___ DATA EXCERPTS ___
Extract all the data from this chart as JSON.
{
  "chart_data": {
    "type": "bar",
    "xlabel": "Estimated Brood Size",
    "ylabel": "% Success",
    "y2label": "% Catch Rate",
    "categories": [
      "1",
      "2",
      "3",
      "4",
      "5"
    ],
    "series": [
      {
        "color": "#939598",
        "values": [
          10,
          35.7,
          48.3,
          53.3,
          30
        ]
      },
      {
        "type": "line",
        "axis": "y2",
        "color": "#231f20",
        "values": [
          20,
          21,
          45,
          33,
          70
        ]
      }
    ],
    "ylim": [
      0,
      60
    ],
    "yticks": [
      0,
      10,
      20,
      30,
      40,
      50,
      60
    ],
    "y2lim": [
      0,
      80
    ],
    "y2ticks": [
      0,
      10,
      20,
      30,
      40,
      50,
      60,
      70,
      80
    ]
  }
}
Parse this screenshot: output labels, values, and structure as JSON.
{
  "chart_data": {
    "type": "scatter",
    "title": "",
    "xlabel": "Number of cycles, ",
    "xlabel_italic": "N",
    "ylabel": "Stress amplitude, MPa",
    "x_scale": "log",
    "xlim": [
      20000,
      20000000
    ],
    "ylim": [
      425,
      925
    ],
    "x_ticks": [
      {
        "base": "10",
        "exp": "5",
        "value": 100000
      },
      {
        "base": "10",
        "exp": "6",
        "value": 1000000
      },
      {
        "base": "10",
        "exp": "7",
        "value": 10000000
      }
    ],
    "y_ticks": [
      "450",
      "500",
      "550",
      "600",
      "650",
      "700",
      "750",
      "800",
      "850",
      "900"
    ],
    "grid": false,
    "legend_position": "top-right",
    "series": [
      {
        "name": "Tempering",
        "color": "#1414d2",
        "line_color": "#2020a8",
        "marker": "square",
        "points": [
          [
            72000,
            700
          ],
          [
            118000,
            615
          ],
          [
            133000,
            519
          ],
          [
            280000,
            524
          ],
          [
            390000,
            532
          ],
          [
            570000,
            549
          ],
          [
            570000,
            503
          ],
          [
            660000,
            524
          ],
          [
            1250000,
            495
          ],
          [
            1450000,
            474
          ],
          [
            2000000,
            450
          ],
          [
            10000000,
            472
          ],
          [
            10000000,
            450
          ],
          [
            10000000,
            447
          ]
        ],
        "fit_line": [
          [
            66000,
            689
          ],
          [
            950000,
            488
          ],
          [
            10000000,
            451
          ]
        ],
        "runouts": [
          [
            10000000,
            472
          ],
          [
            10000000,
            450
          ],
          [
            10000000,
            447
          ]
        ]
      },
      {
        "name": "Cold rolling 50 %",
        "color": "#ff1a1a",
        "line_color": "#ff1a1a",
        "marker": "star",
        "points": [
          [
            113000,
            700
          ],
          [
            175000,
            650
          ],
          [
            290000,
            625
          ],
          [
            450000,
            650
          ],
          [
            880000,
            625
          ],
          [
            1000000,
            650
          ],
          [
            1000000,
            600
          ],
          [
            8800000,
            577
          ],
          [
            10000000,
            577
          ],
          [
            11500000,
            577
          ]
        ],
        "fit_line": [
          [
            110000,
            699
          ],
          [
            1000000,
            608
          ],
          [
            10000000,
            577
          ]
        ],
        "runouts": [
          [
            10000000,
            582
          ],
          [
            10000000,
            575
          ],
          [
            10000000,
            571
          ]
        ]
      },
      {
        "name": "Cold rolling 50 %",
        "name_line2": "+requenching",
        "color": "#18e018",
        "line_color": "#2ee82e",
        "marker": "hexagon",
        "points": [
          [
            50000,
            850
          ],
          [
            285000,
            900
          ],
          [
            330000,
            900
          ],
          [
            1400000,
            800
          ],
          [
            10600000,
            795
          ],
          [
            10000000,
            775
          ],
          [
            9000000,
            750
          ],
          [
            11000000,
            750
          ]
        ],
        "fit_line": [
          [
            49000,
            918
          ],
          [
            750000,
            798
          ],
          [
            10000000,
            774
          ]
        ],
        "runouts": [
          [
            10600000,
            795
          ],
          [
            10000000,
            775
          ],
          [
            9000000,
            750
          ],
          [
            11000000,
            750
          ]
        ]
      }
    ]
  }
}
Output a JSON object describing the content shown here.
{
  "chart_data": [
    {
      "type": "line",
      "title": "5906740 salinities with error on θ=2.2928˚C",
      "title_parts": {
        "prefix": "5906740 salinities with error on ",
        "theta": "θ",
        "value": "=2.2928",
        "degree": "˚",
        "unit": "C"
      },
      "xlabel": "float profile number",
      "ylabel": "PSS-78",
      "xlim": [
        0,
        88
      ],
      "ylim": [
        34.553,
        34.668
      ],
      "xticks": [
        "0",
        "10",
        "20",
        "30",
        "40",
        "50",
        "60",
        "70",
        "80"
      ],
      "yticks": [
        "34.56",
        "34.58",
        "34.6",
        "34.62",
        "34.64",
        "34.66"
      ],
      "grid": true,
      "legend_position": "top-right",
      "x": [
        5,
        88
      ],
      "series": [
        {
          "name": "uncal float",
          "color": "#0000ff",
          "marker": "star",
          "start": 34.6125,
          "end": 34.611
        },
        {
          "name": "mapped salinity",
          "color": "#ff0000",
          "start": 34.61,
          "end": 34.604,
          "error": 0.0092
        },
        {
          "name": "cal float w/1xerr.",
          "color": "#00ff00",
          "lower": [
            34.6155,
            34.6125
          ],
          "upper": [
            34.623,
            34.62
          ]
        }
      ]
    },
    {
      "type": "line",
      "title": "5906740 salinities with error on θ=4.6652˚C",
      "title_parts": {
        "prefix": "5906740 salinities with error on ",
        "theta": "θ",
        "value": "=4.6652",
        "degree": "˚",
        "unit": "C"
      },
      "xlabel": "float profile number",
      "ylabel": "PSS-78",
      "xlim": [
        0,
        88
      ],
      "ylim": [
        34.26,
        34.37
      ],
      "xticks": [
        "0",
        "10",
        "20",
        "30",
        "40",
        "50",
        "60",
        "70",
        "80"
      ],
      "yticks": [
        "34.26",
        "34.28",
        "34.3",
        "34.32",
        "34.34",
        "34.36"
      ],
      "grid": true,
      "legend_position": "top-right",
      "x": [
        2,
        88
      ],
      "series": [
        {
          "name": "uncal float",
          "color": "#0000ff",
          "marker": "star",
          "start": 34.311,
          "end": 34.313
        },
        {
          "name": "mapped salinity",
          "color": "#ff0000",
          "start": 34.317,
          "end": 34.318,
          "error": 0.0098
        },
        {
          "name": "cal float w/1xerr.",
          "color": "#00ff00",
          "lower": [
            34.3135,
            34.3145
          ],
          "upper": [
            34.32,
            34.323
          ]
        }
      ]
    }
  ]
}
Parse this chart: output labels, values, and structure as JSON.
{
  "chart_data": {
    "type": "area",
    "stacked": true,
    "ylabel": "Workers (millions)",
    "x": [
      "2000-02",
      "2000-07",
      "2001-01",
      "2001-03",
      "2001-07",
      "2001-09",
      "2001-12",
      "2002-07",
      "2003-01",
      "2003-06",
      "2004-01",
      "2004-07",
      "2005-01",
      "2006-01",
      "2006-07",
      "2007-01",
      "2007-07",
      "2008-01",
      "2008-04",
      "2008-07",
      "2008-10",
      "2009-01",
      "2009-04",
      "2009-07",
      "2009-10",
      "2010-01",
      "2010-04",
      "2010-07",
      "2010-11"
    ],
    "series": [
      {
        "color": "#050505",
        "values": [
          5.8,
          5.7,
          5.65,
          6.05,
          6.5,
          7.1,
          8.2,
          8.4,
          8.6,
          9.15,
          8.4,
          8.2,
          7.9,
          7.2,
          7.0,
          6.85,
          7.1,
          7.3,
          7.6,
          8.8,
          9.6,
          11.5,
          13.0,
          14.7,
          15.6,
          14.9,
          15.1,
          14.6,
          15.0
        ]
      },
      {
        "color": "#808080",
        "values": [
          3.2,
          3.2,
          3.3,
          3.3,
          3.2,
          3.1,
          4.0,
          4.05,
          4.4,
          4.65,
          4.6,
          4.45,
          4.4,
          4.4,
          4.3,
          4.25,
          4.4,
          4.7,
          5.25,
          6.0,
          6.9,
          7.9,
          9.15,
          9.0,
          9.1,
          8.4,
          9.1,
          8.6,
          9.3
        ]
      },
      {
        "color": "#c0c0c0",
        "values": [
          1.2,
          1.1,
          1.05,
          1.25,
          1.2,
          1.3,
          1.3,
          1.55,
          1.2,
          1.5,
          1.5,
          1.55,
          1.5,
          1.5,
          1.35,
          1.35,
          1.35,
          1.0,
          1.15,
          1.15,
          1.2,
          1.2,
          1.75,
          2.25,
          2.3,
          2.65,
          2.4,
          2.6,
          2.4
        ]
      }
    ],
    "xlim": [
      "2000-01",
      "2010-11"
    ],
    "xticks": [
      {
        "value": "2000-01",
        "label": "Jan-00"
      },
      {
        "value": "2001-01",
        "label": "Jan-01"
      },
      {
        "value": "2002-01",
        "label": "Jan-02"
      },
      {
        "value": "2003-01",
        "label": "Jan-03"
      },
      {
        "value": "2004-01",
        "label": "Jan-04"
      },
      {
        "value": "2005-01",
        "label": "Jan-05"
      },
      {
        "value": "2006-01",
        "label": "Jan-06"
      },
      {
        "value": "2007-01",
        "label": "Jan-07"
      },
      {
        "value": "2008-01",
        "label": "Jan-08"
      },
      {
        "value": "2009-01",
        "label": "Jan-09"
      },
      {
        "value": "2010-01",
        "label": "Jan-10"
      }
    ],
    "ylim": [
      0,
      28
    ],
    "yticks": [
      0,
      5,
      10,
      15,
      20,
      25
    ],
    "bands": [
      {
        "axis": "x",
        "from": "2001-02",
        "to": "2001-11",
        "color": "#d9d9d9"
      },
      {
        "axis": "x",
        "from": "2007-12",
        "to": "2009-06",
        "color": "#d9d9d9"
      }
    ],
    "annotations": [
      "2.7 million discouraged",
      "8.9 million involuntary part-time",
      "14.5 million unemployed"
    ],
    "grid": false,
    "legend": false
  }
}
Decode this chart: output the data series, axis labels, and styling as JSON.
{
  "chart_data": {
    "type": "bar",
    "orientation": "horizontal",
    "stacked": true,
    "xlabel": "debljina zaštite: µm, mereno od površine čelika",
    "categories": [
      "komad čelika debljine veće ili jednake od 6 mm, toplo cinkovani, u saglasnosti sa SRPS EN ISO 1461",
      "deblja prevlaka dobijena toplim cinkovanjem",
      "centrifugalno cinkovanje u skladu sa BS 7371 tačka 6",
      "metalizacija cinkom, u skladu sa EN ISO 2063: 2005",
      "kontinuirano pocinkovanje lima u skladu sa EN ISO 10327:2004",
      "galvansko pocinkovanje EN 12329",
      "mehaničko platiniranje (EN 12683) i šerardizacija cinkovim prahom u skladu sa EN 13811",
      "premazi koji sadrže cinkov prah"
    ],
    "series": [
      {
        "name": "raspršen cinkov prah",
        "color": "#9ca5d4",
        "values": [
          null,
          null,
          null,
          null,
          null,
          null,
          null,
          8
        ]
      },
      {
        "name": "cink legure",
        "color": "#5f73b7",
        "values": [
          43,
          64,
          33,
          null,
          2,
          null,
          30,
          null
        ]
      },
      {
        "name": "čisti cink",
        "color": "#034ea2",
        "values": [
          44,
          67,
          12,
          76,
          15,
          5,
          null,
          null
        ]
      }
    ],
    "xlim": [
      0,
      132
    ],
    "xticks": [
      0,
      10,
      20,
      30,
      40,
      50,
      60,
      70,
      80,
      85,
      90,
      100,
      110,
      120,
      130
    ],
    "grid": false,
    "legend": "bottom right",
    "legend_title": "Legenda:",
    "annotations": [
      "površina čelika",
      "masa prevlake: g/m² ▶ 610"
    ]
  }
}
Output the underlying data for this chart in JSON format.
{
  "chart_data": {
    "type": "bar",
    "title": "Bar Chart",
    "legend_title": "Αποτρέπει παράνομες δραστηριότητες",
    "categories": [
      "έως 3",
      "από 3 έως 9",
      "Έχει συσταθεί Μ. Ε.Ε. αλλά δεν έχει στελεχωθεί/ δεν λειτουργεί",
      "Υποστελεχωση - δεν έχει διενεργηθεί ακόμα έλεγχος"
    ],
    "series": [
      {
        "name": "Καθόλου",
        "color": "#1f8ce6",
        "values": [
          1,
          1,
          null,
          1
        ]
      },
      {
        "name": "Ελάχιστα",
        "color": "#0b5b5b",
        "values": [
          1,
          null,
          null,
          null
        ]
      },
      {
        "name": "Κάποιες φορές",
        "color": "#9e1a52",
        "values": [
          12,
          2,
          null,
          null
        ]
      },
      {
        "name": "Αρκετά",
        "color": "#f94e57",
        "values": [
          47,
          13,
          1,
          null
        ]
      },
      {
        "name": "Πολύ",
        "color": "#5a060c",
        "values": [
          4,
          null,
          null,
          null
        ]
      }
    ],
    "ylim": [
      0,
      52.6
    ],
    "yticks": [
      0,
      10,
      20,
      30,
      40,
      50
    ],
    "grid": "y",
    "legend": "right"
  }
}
___
YOUR TASK: Count every line of the material above that holds the string "έχει", then state only the total.

ANSWER FOR THIS EXERCISE: 2